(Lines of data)
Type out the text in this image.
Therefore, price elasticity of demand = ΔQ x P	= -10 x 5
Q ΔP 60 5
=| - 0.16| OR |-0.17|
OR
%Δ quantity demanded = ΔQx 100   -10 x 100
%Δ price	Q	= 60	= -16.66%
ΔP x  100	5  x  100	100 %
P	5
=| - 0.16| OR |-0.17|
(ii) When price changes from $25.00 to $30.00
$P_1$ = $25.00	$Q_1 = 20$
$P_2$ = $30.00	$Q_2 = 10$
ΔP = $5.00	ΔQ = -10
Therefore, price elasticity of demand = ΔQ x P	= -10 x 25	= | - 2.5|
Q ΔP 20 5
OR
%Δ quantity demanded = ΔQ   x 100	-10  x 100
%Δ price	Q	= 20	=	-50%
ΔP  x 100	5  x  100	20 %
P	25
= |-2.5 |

**What you should do:**
From the records above, extract every line exactly as it stands.

**Correct answer:**
Type out the text in this image.
Therefore, price elasticity of demand = ΔQ x P	= -10 x 5
Q ΔP 60 5
=| - 0.16| OR |-0.17|
OR
%Δ quantity demanded = ΔQx 100   -10 x 100
%Δ price	Q	= 60	= -16.66%
ΔP x  100	5  x  100	100 %
P	5
=| - 0.16| OR |-0.17|
(ii) When price changes from $25.00 to $30.00
$P_1$ = $25.00	$Q_1 = 20$
$P_2$ = $30.00	$Q_2 = 10$
ΔP = $5.00	ΔQ = -10
Therefore, price elasticity of demand = ΔQ x P	= -10 x 25	= | - 2.5|
Q ΔP 20 5
OR
%Δ quantity demanded = ΔQ   x 100	-10  x 100
%Δ price	Q	= 20	=	-50%
ΔP  x 100	5  x  100	20 %
P	25
= |-2.5 |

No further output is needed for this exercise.